[Figure content listings]
-- begin --
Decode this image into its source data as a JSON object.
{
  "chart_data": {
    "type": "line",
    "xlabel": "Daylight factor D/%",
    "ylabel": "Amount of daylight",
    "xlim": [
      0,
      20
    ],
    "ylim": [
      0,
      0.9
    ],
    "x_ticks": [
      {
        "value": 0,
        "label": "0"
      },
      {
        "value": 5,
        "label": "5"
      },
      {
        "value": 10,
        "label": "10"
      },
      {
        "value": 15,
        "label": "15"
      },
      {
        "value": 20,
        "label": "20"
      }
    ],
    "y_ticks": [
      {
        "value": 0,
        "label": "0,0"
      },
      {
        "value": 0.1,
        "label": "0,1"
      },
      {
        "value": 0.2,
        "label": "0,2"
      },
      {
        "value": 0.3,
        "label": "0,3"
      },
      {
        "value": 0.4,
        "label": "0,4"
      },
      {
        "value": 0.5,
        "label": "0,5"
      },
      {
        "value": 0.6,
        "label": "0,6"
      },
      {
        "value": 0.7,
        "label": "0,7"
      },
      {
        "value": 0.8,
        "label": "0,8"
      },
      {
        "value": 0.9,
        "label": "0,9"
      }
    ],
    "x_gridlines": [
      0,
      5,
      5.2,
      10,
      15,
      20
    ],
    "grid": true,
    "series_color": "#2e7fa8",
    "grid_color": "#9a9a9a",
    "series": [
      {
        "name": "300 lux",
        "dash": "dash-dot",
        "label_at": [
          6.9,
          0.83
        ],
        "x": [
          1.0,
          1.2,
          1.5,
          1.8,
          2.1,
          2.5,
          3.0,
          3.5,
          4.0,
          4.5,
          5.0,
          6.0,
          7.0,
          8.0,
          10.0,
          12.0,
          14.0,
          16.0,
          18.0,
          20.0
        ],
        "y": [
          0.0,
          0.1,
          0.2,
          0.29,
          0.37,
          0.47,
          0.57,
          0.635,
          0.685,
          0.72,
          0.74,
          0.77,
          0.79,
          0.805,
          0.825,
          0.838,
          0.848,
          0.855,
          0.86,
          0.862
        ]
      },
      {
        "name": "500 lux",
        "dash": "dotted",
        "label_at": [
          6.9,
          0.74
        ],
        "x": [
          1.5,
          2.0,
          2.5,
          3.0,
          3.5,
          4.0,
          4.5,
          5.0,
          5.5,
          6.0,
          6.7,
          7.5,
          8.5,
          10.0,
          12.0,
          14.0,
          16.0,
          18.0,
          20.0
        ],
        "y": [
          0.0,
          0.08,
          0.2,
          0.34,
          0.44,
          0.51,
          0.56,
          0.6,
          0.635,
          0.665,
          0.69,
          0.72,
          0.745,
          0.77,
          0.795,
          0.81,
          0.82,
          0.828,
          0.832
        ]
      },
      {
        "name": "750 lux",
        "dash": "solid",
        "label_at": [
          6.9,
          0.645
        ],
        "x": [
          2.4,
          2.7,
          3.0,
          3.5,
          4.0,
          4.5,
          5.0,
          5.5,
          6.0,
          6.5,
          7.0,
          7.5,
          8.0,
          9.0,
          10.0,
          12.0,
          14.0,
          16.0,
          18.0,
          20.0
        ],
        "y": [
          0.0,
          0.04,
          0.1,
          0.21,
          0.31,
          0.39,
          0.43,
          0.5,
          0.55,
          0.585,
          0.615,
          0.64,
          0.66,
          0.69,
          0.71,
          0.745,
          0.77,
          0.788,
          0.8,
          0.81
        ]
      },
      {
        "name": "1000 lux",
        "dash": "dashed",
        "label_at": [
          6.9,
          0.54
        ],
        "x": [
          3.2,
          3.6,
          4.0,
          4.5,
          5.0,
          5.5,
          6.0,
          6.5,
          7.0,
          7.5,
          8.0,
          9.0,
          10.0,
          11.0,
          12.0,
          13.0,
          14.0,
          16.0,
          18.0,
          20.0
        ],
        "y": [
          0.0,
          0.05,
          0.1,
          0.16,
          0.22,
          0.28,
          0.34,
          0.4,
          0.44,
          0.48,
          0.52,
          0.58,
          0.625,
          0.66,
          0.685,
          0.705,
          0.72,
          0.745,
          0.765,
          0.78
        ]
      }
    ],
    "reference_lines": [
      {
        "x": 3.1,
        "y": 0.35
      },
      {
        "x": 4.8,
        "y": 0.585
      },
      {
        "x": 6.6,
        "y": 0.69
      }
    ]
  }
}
-- end --
Problem to work on:
Lines holding the word "dash" in the entries above are the ones to pull out. Copy them all.

Worked answer:
        "dash": "dash-dot",
        "dash": "dotted",
        "dash": "solid",
        "dash": "dashed",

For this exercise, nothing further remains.